▶ **Exercise goal**
Copy out every record precisely.

════

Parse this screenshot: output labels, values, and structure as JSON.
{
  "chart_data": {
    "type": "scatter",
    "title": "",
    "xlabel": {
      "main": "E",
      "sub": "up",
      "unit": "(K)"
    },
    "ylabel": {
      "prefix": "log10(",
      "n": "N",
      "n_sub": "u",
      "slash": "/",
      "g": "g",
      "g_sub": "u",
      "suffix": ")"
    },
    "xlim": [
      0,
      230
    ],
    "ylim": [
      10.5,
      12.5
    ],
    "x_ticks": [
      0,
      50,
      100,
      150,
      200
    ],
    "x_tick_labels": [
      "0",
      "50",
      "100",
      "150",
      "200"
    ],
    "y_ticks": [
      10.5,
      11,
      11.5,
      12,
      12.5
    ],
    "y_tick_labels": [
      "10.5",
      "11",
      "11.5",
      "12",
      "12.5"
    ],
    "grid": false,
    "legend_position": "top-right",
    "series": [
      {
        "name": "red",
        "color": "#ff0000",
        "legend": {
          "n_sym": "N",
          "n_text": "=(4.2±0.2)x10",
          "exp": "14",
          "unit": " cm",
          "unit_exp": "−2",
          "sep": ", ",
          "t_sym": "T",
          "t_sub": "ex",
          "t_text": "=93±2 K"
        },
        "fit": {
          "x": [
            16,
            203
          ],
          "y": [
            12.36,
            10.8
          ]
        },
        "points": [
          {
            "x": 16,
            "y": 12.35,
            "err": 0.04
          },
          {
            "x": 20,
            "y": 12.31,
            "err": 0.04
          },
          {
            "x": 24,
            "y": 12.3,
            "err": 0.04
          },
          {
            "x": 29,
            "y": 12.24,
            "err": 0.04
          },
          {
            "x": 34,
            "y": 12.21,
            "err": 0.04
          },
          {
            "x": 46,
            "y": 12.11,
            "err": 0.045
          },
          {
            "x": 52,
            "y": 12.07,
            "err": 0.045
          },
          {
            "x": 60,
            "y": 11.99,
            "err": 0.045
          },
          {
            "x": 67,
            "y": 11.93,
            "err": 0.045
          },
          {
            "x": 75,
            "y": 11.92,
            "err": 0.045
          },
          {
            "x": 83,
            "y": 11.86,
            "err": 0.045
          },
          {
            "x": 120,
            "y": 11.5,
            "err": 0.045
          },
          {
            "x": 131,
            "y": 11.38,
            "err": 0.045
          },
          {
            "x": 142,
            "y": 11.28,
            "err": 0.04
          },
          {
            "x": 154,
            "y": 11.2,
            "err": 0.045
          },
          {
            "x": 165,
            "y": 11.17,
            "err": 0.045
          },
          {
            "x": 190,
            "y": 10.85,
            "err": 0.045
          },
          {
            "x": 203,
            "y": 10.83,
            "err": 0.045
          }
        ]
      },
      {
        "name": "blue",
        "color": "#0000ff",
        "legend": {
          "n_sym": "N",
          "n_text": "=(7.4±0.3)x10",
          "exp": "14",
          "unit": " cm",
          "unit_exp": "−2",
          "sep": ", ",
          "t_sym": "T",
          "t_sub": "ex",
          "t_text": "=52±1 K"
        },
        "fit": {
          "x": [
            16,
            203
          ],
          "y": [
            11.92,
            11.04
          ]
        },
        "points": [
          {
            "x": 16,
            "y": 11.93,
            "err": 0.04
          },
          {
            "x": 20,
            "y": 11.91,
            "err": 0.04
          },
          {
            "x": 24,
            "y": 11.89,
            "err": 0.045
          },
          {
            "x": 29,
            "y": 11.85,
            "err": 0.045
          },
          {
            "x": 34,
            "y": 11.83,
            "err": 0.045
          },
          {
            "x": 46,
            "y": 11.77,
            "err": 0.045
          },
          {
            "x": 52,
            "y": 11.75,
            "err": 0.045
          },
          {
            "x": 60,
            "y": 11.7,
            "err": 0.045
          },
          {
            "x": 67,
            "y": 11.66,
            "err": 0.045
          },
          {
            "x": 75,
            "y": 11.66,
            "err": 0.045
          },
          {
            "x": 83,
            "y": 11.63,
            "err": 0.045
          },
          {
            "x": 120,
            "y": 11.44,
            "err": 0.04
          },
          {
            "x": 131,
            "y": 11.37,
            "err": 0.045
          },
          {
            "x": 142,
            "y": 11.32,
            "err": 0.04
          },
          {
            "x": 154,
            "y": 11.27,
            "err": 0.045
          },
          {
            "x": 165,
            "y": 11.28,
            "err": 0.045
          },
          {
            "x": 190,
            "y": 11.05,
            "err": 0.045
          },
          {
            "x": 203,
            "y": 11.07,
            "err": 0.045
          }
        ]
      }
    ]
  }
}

════

▶ **Exercise result**
Parse this screenshot: output labels, values, and structure as JSON.
{
  "chart_data": {
    "type": "scatter",
    "title": "",
    "xlabel": {
      "main": "E",
      "sub": "up",
      "unit": "(K)"
    },
    "ylabel": {
      "prefix": "log10(",
      "n": "N",
      "n_sub": "u",
      "slash": "/",
      "g": "g",
      "g_sub": "u",
      "suffix": ")"
    },
    "xlim": [
      0,
      230
    ],
    "ylim": [
      10.5,
      12.5
    ],
    "x_ticks": [
      0,
      50,
      100,
      150,
      200
    ],
    "x_tick_labels": [
      "0",
      "50",
      "100",
      "150",
      "200"
    ],
    "y_ticks": [
      10.5,
      11,
      11.5,
      12,
      12.5
    ],
    "y_tick_labels": [
      "10.5",
      "11",
      "11.5",
      "12",
      "12.5"
    ],
    "grid": false,
    "legend_position": "top-right",
    "series": [
      {
        "name": "red",
        "color": "#ff0000",
        "legend": {
          "n_sym": "N",
          "n_text": "=(4.2±0.2)x10",
          "exp": "14",
          "unit": " cm",
          "unit_exp": "−2",
          "sep": ", ",
          "t_sym": "T",
          "t_sub": "ex",
          "t_text": "=93±2 K"
        },
        "fit": {
          "x": [
            16,
            203
          ],
          "y": [
            12.36,
            10.8
          ]
        },
        "points": [
          {
            "x": 16,
            "y": 12.35,
            "err": 0.04
          },
          {
            "x": 20,
            "y": 12.31,
            "err": 0.04
          },
          {
            "x": 24,
            "y": 12.3,
            "err": 0.04
          },
          {
            "x": 29,
            "y": 12.24,
            "err": 0.04
          },
          {
            "x": 34,
            "y": 12.21,
            "err": 0.04
          },
          {
            "x": 46,
            "y": 12.11,
            "err": 0.045
          },
          {
            "x": 52,
            "y": 12.07,
            "err": 0.045
          },
          {
            "x": 60,
            "y": 11.99,
            "err": 0.045
          },
          {
            "x": 67,
            "y": 11.93,
            "err": 0.045
          },
          {
            "x": 75,
            "y": 11.92,
            "err": 0.045
          },
          {
            "x": 83,
            "y": 11.86,
            "err": 0.045
          },
          {
            "x": 120,
            "y": 11.5,
            "err": 0.045
          },
          {
            "x": 131,
            "y": 11.38,
            "err": 0.045
          },
          {
            "x": 142,
            "y": 11.28,
            "err": 0.04
          },
          {
            "x": 154,
            "y": 11.2,
            "err": 0.045
          },
          {
            "x": 165,
            "y": 11.17,
            "err": 0.045
          },
          {
            "x": 190,
            "y": 10.85,
            "err": 0.045
          },
          {
            "x": 203,
            "y": 10.83,
            "err": 0.045
          }
        ]
      },
      {
        "name": "blue",
        "color": "#0000ff",
        "legend": {
          "n_sym": "N",
          "n_text": "=(7.4±0.3)x10",
          "exp": "14",
          "unit": " cm",
          "unit_exp": "−2",
          "sep": ", ",
          "t_sym": "T",
          "t_sub": "ex",
          "t_text": "=52±1 K"
        },
        "fit": {
          "x": [
            16,
            203
          ],
          "y": [
            11.92,
            11.04
          ]
        },
        "points": [
          {
            "x": 16,
            "y": 11.93,
            "err": 0.04
          },
          {
            "x": 20,
            "y": 11.91,
            "err": 0.04
          },
          {
            "x": 24,
            "y": 11.89,
            "err": 0.045
          },
          {
            "x": 29,
            "y": 11.85,
            "err": 0.045
          },
          {
            "x": 34,
            "y": 11.83,
            "err": 0.045
          },
          {
            "x": 46,
            "y": 11.77,
            "err": 0.045
          },
          {
            "x": 52,
            "y": 11.75,
            "err": 0.045
          },
          {
            "x": 60,
            "y": 11.7,
            "err": 0.045
          },
          {
            "x": 67,
            "y": 11.66,
            "err": 0.045
          },
          {
            "x": 75,
            "y": 11.66,
            "err": 0.045
          },
          {
            "x": 83,
            "y": 11.63,
            "err": 0.045
          },
          {
            "x": 120,
            "y": 11.44,
            "err": 0.04
          },
          {
            "x": 131,
            "y": 11.37,
            "err": 0.045
          },
          {
            "x": 142,
            "y": 11.32,
            "err": 0.04
          },
          {
            "x": 154,
            "y": 11.27,
            "err": 0.045
          },
          {
            "x": 165,
            "y": 11.28,
            "err": 0.045
          },
          {
            "x": 190,
            "y": 11.05,
            "err": 0.045
          },
          {
            "x": 203,
            "y": 11.07,
            "err": 0.045
          }
        ]
      }
    ]
  }
}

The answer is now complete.